**Stored data**:
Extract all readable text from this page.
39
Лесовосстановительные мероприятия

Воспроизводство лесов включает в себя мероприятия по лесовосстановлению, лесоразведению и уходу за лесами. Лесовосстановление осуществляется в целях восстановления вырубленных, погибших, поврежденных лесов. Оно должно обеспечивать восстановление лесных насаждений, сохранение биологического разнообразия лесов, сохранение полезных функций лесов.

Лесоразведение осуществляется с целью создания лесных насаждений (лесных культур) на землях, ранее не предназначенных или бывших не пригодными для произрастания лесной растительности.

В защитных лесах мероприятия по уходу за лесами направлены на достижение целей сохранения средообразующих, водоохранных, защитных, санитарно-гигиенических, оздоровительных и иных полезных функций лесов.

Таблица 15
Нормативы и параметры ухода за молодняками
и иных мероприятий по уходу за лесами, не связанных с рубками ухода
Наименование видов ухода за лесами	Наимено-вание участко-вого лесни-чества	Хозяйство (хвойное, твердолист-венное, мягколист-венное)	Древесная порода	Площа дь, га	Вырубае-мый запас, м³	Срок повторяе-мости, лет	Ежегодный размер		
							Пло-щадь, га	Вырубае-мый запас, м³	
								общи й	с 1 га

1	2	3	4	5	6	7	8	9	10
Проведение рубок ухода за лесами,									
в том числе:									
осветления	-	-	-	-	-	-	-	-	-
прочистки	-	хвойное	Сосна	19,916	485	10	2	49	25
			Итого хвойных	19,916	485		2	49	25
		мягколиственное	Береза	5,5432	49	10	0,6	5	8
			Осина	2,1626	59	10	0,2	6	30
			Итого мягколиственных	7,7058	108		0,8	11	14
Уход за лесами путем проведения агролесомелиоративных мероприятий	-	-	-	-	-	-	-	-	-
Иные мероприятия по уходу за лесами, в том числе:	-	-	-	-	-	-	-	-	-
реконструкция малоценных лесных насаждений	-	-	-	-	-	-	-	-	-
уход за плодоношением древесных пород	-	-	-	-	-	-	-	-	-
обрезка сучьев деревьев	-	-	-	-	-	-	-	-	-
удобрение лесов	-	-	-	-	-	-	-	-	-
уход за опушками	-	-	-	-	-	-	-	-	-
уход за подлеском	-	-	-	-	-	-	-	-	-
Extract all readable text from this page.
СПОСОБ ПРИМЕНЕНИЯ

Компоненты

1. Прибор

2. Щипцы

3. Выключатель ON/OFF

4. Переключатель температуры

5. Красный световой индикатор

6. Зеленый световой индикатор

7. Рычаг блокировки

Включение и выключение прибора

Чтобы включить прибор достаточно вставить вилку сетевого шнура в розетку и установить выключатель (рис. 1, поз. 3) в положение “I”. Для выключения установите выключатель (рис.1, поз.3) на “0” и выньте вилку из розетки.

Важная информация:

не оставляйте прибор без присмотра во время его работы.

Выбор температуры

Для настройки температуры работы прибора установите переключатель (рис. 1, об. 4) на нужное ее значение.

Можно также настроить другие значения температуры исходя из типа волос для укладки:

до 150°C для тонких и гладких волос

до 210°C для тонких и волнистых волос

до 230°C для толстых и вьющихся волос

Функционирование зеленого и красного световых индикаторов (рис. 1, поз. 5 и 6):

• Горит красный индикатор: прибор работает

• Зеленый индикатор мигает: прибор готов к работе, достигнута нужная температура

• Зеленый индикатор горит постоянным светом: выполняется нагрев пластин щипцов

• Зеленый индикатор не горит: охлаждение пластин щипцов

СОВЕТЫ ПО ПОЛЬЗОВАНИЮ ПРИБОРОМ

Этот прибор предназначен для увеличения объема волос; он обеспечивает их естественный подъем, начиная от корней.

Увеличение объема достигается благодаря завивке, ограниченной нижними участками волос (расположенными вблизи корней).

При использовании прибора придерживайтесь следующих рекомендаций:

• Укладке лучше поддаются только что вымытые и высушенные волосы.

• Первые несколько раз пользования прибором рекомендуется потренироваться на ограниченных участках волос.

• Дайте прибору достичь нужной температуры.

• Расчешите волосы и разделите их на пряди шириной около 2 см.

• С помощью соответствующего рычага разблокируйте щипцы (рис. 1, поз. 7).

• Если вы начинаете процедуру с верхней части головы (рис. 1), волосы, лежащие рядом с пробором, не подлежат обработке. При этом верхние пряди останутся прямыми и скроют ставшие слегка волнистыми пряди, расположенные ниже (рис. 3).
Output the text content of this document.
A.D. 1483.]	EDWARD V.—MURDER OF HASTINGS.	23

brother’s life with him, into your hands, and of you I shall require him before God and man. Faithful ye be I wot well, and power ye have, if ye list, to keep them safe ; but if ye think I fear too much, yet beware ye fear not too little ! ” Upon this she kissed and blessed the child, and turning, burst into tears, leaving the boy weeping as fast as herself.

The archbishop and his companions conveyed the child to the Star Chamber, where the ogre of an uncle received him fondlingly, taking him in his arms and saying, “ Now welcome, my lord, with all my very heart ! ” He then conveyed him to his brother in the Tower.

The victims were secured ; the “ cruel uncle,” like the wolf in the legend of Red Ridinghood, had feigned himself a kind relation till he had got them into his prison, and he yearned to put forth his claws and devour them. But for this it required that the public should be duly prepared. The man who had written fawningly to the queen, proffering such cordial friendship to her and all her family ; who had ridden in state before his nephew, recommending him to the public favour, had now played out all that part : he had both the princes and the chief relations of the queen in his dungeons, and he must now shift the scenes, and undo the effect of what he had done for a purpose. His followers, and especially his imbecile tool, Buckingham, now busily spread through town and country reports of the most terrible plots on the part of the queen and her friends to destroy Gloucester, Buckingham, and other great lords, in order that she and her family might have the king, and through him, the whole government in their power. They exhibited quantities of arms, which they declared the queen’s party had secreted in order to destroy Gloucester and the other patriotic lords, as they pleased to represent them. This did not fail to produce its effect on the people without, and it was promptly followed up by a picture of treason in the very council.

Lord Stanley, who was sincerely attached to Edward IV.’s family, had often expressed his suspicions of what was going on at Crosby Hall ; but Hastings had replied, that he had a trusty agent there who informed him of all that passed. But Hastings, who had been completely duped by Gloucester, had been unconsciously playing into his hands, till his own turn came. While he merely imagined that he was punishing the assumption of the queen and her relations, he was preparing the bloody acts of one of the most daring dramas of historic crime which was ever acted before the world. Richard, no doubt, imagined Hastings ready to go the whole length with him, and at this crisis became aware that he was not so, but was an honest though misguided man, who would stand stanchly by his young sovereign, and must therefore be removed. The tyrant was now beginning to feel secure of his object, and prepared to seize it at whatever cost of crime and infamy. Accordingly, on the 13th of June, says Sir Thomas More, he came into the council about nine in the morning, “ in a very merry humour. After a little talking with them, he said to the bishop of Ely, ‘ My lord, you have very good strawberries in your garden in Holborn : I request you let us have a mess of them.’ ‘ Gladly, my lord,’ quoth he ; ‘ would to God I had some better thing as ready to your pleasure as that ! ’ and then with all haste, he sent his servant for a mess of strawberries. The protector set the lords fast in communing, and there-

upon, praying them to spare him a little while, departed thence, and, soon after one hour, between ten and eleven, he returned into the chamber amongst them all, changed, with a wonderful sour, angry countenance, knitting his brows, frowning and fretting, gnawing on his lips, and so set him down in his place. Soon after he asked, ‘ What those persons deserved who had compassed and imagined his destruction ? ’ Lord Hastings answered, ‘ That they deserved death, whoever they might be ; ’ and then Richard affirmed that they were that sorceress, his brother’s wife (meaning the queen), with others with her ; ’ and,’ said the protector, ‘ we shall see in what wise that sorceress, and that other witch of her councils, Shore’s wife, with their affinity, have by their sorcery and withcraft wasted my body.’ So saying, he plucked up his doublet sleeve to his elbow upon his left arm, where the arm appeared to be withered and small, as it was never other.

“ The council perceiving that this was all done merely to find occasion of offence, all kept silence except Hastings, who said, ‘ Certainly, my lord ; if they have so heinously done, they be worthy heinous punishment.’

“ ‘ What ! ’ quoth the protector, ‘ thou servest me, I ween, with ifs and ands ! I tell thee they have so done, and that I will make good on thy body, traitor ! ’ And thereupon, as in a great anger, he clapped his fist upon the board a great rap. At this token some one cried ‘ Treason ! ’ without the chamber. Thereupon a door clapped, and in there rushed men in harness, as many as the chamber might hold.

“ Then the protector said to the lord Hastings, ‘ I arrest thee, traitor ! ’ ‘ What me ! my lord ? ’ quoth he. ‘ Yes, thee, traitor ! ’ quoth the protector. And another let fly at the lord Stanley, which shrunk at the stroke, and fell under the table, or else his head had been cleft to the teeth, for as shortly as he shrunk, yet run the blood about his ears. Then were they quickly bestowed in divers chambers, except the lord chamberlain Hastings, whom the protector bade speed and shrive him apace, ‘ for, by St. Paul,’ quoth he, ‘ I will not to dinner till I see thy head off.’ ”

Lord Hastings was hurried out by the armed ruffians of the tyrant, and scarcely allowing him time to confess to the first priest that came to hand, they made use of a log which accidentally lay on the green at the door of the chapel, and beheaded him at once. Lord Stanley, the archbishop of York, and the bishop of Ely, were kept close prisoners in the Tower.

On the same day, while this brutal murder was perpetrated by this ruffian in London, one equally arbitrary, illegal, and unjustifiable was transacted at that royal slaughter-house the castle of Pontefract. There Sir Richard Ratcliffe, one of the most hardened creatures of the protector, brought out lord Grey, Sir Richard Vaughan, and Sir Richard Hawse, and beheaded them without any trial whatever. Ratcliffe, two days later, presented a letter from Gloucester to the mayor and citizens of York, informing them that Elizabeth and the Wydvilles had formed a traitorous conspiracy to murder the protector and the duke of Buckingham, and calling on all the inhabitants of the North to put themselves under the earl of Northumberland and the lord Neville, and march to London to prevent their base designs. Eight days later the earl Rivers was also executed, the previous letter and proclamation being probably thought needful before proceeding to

**What to work on**: Where a line in the entries holds "осуществляется", copy that line.

**Full solution**:
Воспроизводство лесов включает в себя мероприятия по лесовосстановлению, лесоразведению и уходу за лесами. Лесовосстановление осуществляется в целях восстановления вырубленных, погибших, поврежденных лесов. Оно должно обеспечивать восстановление лесных насаждений, сохранение биологического разнообразия лесов, сохранение полезных функций лесов.
Лесоразведение осуществляется с целью создания лесных насаждений (лесных культур) на землях, ранее не предназначенных или бывших не пригодными для произрастания лесной растительности.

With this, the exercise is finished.